PROBLEM REQUIREMENTS. Retype all the entries word for word, but omit the pictures.

Dataset entries.
.....

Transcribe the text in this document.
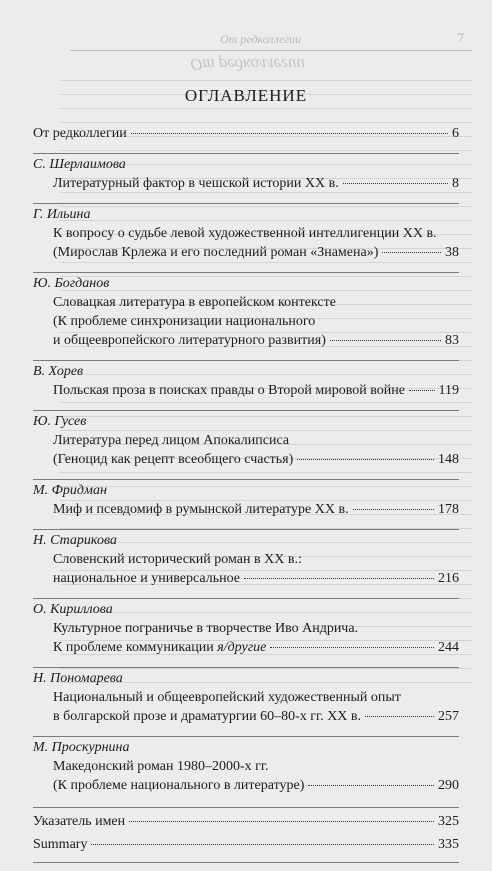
От редколлегии	7
От редколлегии
ОГЛАВЛЕНИЕ
От редколлегии	6
С. Шерлаимова
Литературный фактор в чешской истории XX в.	8
Г. Ильина
К вопросу о судьбе левой художественной интеллигенции XX в.
(Мирослав Крлежа и его последний роман «Знамена»)	38
Ю. Богданов
Словацкая литература в европейском контексте
(К проблеме синхронизации национального
и общеевропейского литературного развития)	83
В. Хорев
Польская проза в поисках правды о Второй мировой войне 119
Ю. Гусев
Литература перед лицом Апокалипсиса
(Геноцид как рецепт всеобщего счастья)	148
М. Фридман
Миф и псевдомиф в румынской литературе XX в.	178
Н. Старикова
Словенский исторический роман в XX в.:
национальное и универсальное	216
О. Кириллова
Культурное пограничье в творчестве Иво Андрича.
К проблеме коммуникации я/другие	244
Н. Пономарева
Национальный и общеевропейский художественный опыт
в болгарской прозе и драматургии 60–80-х гг. XX в.	257
М. Проскурнина
Македонский роман 1980–2000-х гг.
(К проблеме национального в литературе)	290
Указатель имен	325
Summary	335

.....

RESPONSE BELOW.
Transcribe the text in this document.
От редколлегии	7
От редколлегии
ОГЛАВЛЕНИЕ
От редколлегии	6
С. Шерлаимова
Литературный фактор в чешской истории XX в.	8
Г. Ильина
К вопросу о судьбе левой художественной интеллигенции XX в.
(Мирослав Крлежа и его последний роман «Знамена»)	38
Ю. Богданов
Словацкая литература в европейском контексте
(К проблеме синхронизации национального
и общеевропейского литературного развития)	83
В. Хорев
Польская проза в поисках правды о Второй мировой войне 119
Ю. Гусев
Литература перед лицом Апокалипсиса
(Геноцид как рецепт всеобщего счастья)	148
М. Фридман
Миф и псевдомиф в румынской литературе XX в.	178
Н. Старикова
Словенский исторический роман в XX в.:
национальное и универсальное	216
О. Кириллова
Культурное пограничье в творчестве Иво Андрича.
К проблеме коммуникации я/другие	244
Н. Пономарева
Национальный и общеевропейский художественный опыт
в болгарской прозе и драматургии 60–80-х гг. XX в.	257
М. Проскурнина
Македонский роман 1980–2000-х гг.
(К проблеме национального в литературе)	290
Указатель имен	325
Summary	335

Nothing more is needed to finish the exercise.